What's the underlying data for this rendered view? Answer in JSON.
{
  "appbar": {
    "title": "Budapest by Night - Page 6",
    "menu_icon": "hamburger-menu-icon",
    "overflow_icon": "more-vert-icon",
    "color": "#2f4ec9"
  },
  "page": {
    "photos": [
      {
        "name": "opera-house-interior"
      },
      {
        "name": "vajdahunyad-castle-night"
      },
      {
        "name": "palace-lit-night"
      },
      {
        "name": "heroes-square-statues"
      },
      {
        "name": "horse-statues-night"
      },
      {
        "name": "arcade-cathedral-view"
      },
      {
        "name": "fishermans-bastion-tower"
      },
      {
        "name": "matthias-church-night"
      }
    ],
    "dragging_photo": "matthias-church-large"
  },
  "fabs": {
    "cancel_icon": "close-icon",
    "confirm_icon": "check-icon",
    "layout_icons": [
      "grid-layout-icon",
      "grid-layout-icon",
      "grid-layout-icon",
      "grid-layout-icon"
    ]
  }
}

※ ※ ※

INSTRUCTION — Output the listing above without altering a single character.

WORKED SOLUTION —
What's the underlying data for this rendered view? Answer in JSON.
{
  "appbar": {
    "title": "Budapest by Night - Page 6",
    "menu_icon": "hamburger-menu-icon",
    "overflow_icon": "more-vert-icon",
    "color": "#2f4ec9"
  },
  "page": {
    "photos": [
      {
        "name": "opera-house-interior"
      },
      {
        "name": "vajdahunyad-castle-night"
      },
      {
        "name": "palace-lit-night"
      },
      {
        "name": "heroes-square-statues"
      },
      {
        "name": "horse-statues-night"
      },
      {
        "name": "arcade-cathedral-view"
      },
      {
        "name": "fishermans-bastion-tower"
      },
      {
        "name": "matthias-church-night"
      }
    ],
    "dragging_photo": "matthias-church-large"
  },
  "fabs": {
    "cancel_icon": "close-icon",
    "confirm_icon": "check-icon",
    "layout_icons": [
      "grid-layout-icon",
      "grid-layout-icon",
      "grid-layout-icon",
      "grid-layout-icon"
    ]
  }
}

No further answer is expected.